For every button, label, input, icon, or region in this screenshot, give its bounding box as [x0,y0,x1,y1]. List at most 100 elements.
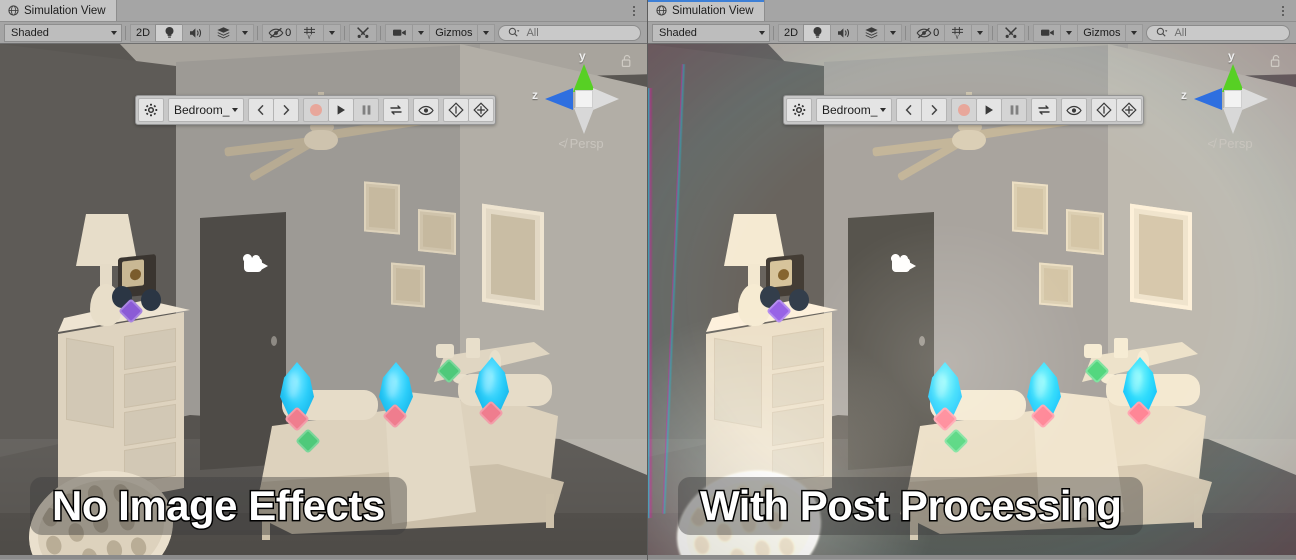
effects-layers-icon [863,26,879,40]
chevron-right-icon [281,104,291,116]
grid-visibility-button[interactable]: y [944,23,973,42]
toggle-2d-button[interactable]: 2D [130,23,157,42]
toolbar-separator [992,25,994,40]
gizmo-axis-y-cone[interactable] [573,64,595,92]
draw-mode-dropdown[interactable]: Shaded [4,23,122,42]
play-button[interactable] [976,98,1003,122]
previous-scene-button[interactable] [896,98,923,122]
preview-toggle-button[interactable] [413,98,440,122]
search-icon [1154,26,1170,40]
more-options-icon[interactable] [1274,0,1292,21]
hidden-objects-button[interactable]: 0 [910,23,946,42]
gizmos-dropdown[interactable] [1125,23,1144,42]
fx-dropdown[interactable] [236,23,255,42]
tools-icon [355,26,371,40]
scene-selector-dropdown[interactable]: Bedroom_ [816,98,893,122]
scene-lighting-button[interactable] [803,23,832,42]
gizmos-button[interactable]: Gizmos [1077,23,1127,42]
gizmo-projection-label[interactable]: ≮ Persp [531,136,631,151]
search-input[interactable]: All [1146,24,1290,41]
scene-audio-button[interactable] [830,23,859,42]
next-scene-button[interactable] [921,98,948,122]
draw-mode-dropdown[interactable]: Shaded [652,23,770,42]
gizmos-label: Gizmos [1083,26,1121,39]
tab-strip-filler-left [116,0,625,21]
search-placeholder: All [526,26,539,39]
tab-strip-filler-right [764,0,1274,21]
camera-dropdown[interactable] [412,23,431,42]
viewport-left[interactable]: Bedroom_ y z ≮ Persp No Image Effects [0,44,647,559]
grid-dropdown[interactable] [971,23,990,42]
view-toolbar-left: Shaded 2D 0 y Gizmos All [0,22,647,44]
camera-gizmo-icon [888,254,920,276]
target-button[interactable] [1116,98,1143,122]
toggle-2d-button[interactable]: 2D [778,23,805,42]
loop-icon [1037,104,1051,116]
scene-tools-button[interactable] [997,23,1026,42]
pause-button[interactable] [1001,98,1028,122]
camera-gizmo-icon [240,254,272,276]
scene-tools-button[interactable] [349,23,378,42]
info-button[interactable] [1091,98,1118,122]
gizmo-center-cube[interactable] [1224,90,1242,108]
settings-button[interactable] [786,98,812,122]
gizmo-axis-z-cone[interactable] [545,88,573,110]
target-button[interactable] [468,98,495,122]
bed-leg [546,494,554,528]
draw-mode-label: Shaded [659,26,697,39]
speaker-icon [188,26,204,40]
info-button[interactable] [443,98,470,122]
gizmo-axis-z-cone[interactable] [1194,88,1222,110]
tab-label: Simulation View [672,4,754,17]
gizmos-dropdown[interactable] [477,23,496,42]
gizmo-axis-x-cone[interactable] [1242,88,1268,110]
info-circle-icon [448,102,465,118]
fx-toggle-button[interactable] [857,23,886,42]
camera-dropdown[interactable] [1060,23,1079,42]
play-control-bar-left: Bedroom_ [135,95,497,125]
play-button[interactable] [328,98,355,122]
gizmo-projection-label[interactable]: ≮ Persp [1180,136,1280,151]
record-button[interactable] [951,98,978,122]
tab-simulation-view-left[interactable]: Simulation View [0,0,117,21]
preview-toggle-button[interactable] [1061,98,1088,122]
play-icon [983,104,995,116]
viewport-right[interactable]: Bedroom_ y z ≮ Persp With Post Processin… [648,44,1296,559]
toolbar-separator [1028,25,1030,40]
scene-orientation-gizmo-right[interactable]: y z ≮ Persp [1180,49,1284,160]
search-input[interactable]: All [498,24,641,41]
scene-lighting-button[interactable] [155,23,184,42]
more-options-icon[interactable] [625,0,643,21]
fx-toggle-button[interactable] [209,23,238,42]
record-button[interactable] [303,98,330,122]
effects-layers-icon [215,26,231,40]
gizmo-axis-negy-cone[interactable] [574,108,594,134]
settings-button[interactable] [138,98,164,122]
scene-camera-button[interactable] [1033,23,1062,42]
lock-open-icon[interactable] [1270,54,1282,68]
gizmo-axis-x-cone[interactable] [593,88,619,110]
previous-scene-button[interactable] [248,98,275,122]
tab-simulation-view-right[interactable]: Simulation View [648,0,765,21]
fx-dropdown[interactable] [884,23,903,42]
record-icon [958,104,971,116]
scene-selector-dropdown[interactable]: Bedroom_ [168,98,245,122]
gizmo-center-cube[interactable] [575,90,593,108]
gizmos-button[interactable]: Gizmos [429,23,479,42]
loop-button[interactable] [383,98,410,122]
grid-visibility-button[interactable]: y [296,23,325,42]
scene-orientation-gizmo-left[interactable]: y z ≮ Persp [531,49,635,160]
loop-button[interactable] [1031,98,1058,122]
gizmo-axis-y-cone[interactable] [1222,64,1244,92]
next-scene-button[interactable] [273,98,300,122]
eye-slash-icon [268,26,284,40]
eye-icon [1066,105,1083,116]
grid-dropdown[interactable] [323,23,342,42]
lock-open-icon[interactable] [621,54,633,68]
gizmo-axis-negy-cone[interactable] [1223,108,1243,134]
scene-audio-button[interactable] [182,23,211,42]
scene-camera-button[interactable] [385,23,414,42]
door-knob [271,336,277,346]
pause-button[interactable] [353,98,380,122]
hidden-objects-button[interactable]: 0 [262,23,298,42]
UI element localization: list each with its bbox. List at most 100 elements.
_ _ _ _ _
**Exercise task**. Express the lines above as a JSON list of strings, one string per line, and skip blank lines and pictures.

**Result for this task**.
[
  "For every button, label, input, icon, or region in this screenshot, give its bounding box as [x0,y0,x1,y1]. List at most 100 elements.",
  "effects-layers-icon [863,26,879,40]",
  "chevron-right-icon [281,104,291,116]",
  "grid-visibility-button[interactable]: y [944,23,973,42]",
  "toggle-2d-button[interactable]: 2D [130,23,157,42]",
  "toolbar-separator [992,25,994,40]",
  "gizmo-axis-y-cone[interactable] [573,64,595,92]",
  "draw-mode-dropdown[interactable]: Shaded [4,23,122,42]",
  "play-button[interactable] [976,98,1003,122]",
  "previous-scene-button[interactable] [896,98,923,122]",
  "preview-toggle-button[interactable] [413,98,440,122]",
  "search-icon [1154,26,1170,40]",
  "more-options-icon[interactable] [1274,0,1292,21]",
  "hidden-objects-button[interactable]: 0 [910,23,946,42]",
  "gizmos-dropdown[interactable] [1125,23,1144,42]",
  "fx-dropdown[interactable] [236,23,255,42]",
  "tools-icon [355,26,371,40]",
  "scene-selector-dropdown[interactable]: Bedroom_ [816,98,893,122]",
  "scene-lighting-button[interactable] [803,23,832,42]",
  "gizmos-button[interactable]: Gizmos [1077,23,1127,42]",
  "gizmo-projection-label[interactable]: ≮ Persp [531,136,631,151]",
  "search-input[interactable]: All [1146,24,1290,41]",
  "scene-audio-button[interactable] [830,23,859,42]",
  "next-scene-button[interactable] [921,98,948,122]",
  "draw-mode-dropdown[interactable]: Shaded [652,23,770,42]",
  "gizmos-label: Gizmos [1083,26,1121,39]",
  "tab-strip-filler-left [116,0,625,21]",
  "search-placeholder: All [526,26,539,39]",
  "tab-strip-filler-right [764,0,1274,21]",
  "camera-dropdown[interactable] [412,23,431,42]",
  "viewport-left[interactable]: Bedroom_ y z ≮ Persp No Image Effects [0,44,647,559]",
  "grid-dropdown[interactable] [971,23,990,42]",
  "view-toolbar-left: Shaded 2D 0 y Gizmos All [0,22,647,44]",
  "camera-gizmo-icon [888,254,920,276]",
  "target-button[interactable] [1116,98,1143,122]",
  "toggle-2d-button[interactable]: 2D [778,23,805,42]",
  "loop-icon [1037,104,1051,116]",
  "scene-tools-button[interactable] [997,23,1026,42]",
  "pause-button[interactable] [1001,98,1028,122]",
  "camera-gizmo-icon [240,254,272,276]",
  "scene-tools-button[interactable] [349,23,378,42]",
  "info-button[interactable] [1091,98,1118,122]",
  "gizmo-center-cube[interactable] [1224,90,1242,108]",
  "settings-button[interactable] [786,98,812,122]",
  "gizmo-axis-z-cone[interactable] [545,88,573,110]",
  "target-button[interactable] [468,98,495,122]",
  "bed-leg [546,494,554,528]",
  "draw-mode-label: Shaded [659,26,697,39]",
  "speaker-icon [188,26,204,40]",
  "info-button[interactable] [443,98,470,122]",
  "gizmo-axis-z-cone[interactable] [1194,88,1222,110]",
  "tab-label: Simulation View [672,4,754,17]",
  "gizmos-dropdown[interactable] [477,23,496,42]",
  "gizmo-axis-x-cone[interactable] [1242,88,1268,110]",
  "info-circle-icon [448,102,465,118]",
  "fx-toggle-button[interactable] [857,23,886,42]",
  "camera-dropdown[interactable] [1060,23,1079,42]",
  "play-control-bar-left: Bedroom_ [135,95,497,125]",
  "play-button[interactable] [328,98,355,122]",
  "gizmo-projection-label[interactable]: ≮ Persp [1180,136,1280,151]",
  "record-button[interactable] [951,98,978,122]",
  "tab-simulation-view-left[interactable]: Simulation View [0,0,117,21]",
  "preview-toggle-button[interactable] [1061,98,1088,122]",
  "play-icon [983,104,995,116]",
  "viewport-right[interactable]: Bedroom_ y z ≮ Persp With Post Processin… [648,44,1296,559]",
  "toolbar-separator [1028,25,1030,40]",
  "scene-orientation-gizmo-right[interactable]: y z ≮ Persp [1180,49,1284,160]",
  "search-input[interactable]: All [498,24,641,41]",
  "scene-lighting-button[interactable] [155,23,184,42]",
  "more-options-icon[interactable] [625,0,643,21]",
  "fx-toggle-button[interactable] [209,23,238,42]",
  "record-button[interactable] [303,98,330,122]",
  "effects-layers-icon [215,26,231,40]",
  "gizmo-axis-negy-cone[interactable] [574,108,594,134]",
  "settings-button[interactable] [138,98,164,122]",
  "scene-camera-button[interactable] [1033,23,1062,42]",
  "lock-open-icon[interactable] [1270,54,1282,68]",
  "gizmo-axis-x-cone[interactable] [593,88,619,110]",
  "previous-scene-button[interactable] [248,98,275,122]",
  "tab-simulation-view-right[interactable]: Simulation View [648,0,765,21]",
  "fx-dropdown[interactable] [884,23,903,42]",
  "record-icon [958,104,971,116]",
  "scene-selector-dropdown[interactable]: Bedroom_ [168,98,245,122]",
  "gizmo-center-cube[interactable] [575,90,593,108]",
  "gizmos-button[interactable]: Gizmos [429,23,479,42]",
  "loop-button[interactable] [383,98,410,122]",
  "grid-visibility-button[interactable]: y [296,23,325,42]",
  "scene-orientation-gizmo-left[interactable]: y z ≮ Persp [531,49,635,160]",
  "loop-button[interactable] [1031,98,1058,122]",
  "gizmo-axis-y-cone[interactable] [1222,64,1244,92]",
  "next-scene-button[interactable] [273,98,300,122]",
  "eye-slash-icon [268,26,284,40]",
  "eye-icon [1066,105,1083,116]",
  "grid-dropdown[interactable] [323,23,342,42]",
  "lock-open-icon[interactable] [621,54,633,68]",
  "gizmo-axis-negy-cone[interactable] [1223,108,1243,134]",
  "scene-audio-button[interactable] [182,23,211,42]",
  "scene-camera-button[interactable] [385,23,414,42]",
  "door-knob [271,336,277,346]",
  "pause-button[interactable] [353,98,380,122]",
  "hidden-objects-button[interactable]: 0 [262,23,298,42]",
  "UI element localization: list each with its bbox. List at most 100 elements."
]